> _Short problem_
Copy out all lines where "postanawia" appears.

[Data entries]
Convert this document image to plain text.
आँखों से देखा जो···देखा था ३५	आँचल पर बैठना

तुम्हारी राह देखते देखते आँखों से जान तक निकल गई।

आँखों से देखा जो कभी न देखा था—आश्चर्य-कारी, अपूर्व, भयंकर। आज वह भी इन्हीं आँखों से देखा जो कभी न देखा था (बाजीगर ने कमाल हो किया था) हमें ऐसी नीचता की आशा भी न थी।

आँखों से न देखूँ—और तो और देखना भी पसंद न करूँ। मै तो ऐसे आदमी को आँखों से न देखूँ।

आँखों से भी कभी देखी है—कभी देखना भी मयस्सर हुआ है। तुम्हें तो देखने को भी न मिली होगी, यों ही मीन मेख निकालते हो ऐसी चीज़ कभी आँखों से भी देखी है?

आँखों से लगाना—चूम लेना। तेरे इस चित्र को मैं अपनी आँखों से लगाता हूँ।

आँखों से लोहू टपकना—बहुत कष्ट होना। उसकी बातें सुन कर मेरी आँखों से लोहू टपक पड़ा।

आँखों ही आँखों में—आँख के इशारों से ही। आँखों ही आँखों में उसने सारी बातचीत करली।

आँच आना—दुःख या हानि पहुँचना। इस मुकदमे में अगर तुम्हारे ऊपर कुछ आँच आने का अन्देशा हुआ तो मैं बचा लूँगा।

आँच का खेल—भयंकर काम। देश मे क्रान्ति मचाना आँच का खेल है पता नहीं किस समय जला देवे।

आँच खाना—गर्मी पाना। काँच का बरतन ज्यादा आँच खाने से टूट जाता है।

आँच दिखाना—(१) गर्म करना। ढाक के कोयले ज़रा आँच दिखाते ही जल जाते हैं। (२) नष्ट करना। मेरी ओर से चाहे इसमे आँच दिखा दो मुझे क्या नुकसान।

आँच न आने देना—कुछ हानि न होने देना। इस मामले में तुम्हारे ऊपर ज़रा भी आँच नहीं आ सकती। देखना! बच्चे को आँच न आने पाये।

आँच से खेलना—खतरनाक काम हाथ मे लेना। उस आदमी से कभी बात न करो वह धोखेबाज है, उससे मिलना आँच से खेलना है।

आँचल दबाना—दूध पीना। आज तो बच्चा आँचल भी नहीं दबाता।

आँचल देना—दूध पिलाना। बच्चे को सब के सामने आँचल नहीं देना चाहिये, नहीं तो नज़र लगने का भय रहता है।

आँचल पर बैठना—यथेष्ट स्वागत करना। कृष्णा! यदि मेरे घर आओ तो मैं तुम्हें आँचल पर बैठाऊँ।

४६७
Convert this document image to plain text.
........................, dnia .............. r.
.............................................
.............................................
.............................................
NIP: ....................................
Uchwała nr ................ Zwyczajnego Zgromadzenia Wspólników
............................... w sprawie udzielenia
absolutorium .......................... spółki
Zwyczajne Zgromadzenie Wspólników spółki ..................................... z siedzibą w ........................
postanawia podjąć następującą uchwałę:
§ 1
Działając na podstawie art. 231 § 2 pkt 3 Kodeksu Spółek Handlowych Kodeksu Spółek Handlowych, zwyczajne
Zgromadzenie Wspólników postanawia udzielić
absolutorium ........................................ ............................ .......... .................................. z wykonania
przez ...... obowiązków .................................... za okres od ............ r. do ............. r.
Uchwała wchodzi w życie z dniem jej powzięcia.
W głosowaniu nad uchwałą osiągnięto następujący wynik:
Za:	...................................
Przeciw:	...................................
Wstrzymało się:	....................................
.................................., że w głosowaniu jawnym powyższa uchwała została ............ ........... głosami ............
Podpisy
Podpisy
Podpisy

> _Answer to the task_
postanawia podjąć następującą uchwałę:
Zgromadzenie Wspólników postanawia udzielić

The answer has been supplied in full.